## RECORD LIST
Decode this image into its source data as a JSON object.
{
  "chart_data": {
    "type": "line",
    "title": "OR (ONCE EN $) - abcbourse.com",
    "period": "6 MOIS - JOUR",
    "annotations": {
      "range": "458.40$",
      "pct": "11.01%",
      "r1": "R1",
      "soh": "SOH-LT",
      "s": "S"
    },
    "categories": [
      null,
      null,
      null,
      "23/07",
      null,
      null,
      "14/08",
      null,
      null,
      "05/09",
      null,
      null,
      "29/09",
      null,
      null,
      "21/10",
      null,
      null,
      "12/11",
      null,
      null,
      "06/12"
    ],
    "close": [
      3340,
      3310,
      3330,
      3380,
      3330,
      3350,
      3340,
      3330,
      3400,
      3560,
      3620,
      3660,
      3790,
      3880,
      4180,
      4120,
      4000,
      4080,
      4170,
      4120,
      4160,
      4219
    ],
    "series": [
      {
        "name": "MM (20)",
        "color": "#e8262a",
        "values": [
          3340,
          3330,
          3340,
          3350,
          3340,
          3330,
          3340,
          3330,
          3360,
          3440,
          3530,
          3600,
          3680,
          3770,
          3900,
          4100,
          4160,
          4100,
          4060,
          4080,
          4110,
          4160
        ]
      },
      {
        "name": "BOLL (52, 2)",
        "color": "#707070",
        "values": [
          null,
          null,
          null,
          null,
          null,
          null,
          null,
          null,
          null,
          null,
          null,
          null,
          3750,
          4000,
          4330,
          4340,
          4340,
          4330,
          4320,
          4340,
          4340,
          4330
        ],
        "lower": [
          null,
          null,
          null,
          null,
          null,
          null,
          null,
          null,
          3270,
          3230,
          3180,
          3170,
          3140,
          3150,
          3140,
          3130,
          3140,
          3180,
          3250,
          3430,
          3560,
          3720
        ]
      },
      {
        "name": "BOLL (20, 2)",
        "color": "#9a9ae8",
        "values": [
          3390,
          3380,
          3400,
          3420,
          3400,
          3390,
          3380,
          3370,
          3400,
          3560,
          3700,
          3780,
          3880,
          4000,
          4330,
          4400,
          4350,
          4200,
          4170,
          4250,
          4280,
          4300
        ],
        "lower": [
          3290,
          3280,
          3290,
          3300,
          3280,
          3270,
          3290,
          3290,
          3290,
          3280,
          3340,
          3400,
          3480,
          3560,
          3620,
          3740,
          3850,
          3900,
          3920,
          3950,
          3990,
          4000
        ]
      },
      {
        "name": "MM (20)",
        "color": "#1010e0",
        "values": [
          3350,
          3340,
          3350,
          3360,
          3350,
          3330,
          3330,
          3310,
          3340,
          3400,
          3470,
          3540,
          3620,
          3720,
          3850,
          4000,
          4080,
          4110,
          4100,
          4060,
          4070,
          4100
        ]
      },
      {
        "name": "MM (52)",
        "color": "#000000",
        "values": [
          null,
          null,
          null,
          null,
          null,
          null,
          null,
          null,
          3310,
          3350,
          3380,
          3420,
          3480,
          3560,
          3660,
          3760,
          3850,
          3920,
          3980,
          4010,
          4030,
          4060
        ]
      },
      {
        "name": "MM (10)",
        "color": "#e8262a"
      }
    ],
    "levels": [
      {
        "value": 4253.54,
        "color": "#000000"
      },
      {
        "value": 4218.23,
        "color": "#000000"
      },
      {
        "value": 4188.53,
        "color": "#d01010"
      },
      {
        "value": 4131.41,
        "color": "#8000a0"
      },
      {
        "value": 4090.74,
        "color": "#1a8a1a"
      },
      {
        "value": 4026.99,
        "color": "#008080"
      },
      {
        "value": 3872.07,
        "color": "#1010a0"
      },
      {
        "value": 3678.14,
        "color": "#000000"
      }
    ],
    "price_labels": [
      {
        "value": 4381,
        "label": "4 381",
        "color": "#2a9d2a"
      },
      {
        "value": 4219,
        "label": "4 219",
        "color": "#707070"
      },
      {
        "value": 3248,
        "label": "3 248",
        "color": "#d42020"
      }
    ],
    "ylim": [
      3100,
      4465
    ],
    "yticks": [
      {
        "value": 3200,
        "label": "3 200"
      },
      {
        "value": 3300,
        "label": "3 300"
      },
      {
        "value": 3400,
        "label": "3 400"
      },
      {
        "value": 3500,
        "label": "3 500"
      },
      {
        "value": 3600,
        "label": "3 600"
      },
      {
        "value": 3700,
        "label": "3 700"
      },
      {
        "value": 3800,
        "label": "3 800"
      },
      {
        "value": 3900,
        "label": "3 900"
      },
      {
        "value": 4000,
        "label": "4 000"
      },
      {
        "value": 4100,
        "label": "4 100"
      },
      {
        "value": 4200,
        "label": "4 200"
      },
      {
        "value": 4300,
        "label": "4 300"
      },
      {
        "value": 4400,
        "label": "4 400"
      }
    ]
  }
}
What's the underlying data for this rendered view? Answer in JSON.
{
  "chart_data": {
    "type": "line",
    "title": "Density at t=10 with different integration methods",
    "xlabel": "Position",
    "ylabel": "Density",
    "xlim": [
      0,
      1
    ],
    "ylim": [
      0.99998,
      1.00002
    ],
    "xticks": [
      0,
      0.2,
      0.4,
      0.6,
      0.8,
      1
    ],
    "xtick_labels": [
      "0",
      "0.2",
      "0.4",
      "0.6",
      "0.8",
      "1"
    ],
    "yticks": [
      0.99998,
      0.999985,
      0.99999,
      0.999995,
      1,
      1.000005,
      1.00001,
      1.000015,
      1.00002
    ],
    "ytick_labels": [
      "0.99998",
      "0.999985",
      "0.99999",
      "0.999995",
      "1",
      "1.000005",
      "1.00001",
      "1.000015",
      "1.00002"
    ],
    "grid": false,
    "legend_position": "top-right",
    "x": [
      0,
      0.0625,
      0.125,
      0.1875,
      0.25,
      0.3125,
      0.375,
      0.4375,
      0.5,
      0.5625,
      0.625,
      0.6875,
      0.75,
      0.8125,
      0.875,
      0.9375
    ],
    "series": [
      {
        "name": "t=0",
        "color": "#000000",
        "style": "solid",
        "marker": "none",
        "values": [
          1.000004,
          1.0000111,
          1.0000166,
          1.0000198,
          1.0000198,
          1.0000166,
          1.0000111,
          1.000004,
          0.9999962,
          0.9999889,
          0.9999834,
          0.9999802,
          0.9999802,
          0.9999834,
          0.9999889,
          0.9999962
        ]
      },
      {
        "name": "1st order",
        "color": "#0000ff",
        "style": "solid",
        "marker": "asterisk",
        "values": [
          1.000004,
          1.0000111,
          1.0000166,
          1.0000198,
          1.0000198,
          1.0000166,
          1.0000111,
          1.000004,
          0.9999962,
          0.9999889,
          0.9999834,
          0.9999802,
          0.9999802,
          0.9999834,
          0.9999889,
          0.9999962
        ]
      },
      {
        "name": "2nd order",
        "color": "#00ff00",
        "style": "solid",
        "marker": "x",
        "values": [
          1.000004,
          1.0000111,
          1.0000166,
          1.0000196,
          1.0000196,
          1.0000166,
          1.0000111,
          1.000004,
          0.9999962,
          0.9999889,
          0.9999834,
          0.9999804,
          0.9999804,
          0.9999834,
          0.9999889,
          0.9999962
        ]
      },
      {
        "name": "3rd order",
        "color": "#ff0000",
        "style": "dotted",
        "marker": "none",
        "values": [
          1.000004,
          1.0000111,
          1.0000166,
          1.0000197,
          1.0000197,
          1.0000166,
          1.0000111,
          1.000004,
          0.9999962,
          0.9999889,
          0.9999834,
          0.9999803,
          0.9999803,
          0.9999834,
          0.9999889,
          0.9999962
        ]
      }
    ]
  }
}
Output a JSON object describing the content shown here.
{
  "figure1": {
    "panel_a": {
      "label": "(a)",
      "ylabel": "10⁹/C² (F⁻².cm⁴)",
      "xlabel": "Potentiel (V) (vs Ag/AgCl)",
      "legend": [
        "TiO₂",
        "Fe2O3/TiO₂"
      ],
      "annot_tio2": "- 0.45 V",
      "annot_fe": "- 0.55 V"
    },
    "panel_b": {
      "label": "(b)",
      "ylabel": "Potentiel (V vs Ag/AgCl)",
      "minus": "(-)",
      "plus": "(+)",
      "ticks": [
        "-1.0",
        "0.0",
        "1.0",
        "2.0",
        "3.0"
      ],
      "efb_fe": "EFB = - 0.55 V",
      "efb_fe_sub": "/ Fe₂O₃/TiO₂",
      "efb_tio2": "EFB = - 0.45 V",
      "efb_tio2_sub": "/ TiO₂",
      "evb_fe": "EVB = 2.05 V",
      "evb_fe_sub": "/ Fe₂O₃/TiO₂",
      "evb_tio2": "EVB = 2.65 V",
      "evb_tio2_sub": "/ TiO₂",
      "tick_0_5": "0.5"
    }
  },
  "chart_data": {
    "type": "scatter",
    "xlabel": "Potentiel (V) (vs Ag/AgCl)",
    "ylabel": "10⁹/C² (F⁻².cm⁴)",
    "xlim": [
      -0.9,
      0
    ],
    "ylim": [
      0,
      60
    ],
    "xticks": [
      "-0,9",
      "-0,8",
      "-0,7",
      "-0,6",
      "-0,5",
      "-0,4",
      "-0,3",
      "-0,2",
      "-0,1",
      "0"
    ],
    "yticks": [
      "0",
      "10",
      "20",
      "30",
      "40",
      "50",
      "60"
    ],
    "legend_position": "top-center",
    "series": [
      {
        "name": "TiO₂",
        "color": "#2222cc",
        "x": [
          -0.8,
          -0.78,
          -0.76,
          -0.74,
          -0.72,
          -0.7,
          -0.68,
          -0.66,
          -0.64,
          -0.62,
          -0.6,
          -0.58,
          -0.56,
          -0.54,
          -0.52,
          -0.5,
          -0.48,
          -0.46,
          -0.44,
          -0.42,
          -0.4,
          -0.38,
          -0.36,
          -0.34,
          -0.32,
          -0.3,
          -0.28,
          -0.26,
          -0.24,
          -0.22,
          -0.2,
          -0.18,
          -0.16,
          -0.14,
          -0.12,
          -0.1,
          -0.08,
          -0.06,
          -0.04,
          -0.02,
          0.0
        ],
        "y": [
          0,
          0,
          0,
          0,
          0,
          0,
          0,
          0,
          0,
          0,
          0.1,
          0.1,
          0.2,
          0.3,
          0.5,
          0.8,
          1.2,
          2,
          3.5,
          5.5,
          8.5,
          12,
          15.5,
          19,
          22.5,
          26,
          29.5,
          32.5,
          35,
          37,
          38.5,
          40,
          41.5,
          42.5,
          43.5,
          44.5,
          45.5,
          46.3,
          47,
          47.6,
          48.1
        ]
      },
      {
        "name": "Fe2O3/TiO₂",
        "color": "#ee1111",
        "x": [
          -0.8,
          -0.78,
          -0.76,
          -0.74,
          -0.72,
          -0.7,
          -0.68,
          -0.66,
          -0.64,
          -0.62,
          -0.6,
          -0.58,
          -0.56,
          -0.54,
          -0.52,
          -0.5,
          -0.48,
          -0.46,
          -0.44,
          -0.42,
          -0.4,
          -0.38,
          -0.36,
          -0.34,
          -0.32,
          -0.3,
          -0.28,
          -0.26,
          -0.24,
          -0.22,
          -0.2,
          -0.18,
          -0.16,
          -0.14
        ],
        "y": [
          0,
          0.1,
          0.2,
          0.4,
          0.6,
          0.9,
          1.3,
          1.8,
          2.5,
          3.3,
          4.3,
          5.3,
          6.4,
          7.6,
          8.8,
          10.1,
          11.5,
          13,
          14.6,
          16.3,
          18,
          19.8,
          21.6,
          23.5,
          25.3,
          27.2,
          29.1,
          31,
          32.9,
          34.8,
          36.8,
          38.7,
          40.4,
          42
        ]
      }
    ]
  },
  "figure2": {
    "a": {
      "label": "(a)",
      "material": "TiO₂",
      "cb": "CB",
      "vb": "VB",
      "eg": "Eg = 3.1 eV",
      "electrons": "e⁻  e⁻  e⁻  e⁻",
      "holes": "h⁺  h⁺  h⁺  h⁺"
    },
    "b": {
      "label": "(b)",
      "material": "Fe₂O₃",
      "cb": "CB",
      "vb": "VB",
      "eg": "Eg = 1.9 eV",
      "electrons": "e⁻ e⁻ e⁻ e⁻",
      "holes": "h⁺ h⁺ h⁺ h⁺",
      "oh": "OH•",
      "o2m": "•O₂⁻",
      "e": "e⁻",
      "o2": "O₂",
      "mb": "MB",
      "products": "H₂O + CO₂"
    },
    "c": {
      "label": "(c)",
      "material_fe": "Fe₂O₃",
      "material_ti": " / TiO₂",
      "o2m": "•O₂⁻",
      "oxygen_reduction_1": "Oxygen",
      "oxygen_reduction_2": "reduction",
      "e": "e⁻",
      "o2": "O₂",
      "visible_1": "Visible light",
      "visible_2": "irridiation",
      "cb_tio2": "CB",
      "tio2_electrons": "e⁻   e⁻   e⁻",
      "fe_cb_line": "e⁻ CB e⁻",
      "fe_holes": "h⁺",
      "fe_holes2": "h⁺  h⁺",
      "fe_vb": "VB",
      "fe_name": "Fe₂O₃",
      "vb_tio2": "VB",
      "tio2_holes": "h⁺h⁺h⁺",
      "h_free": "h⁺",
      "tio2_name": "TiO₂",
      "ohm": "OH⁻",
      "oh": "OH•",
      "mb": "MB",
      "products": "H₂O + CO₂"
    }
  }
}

## WORK TO COMPLETE
Your task is to gather all lines from the entries above that hold the word "TiO₂".

## TASK SOLUTION
        "TiO₂",
        "Fe2O3/TiO₂"
      "efb_fe_sub": "/ Fe₂O₃/TiO₂",
      "efb_tio2_sub": "/ TiO₂",
      "evb_fe_sub": "/ Fe₂O₃/TiO₂",
      "evb_tio2_sub": "/ TiO₂",
        "name": "TiO₂",
        "name": "Fe2O3/TiO₂",
      "material": "TiO₂",
      "material_ti": " / TiO₂",
      "tio2_name": "TiO₂",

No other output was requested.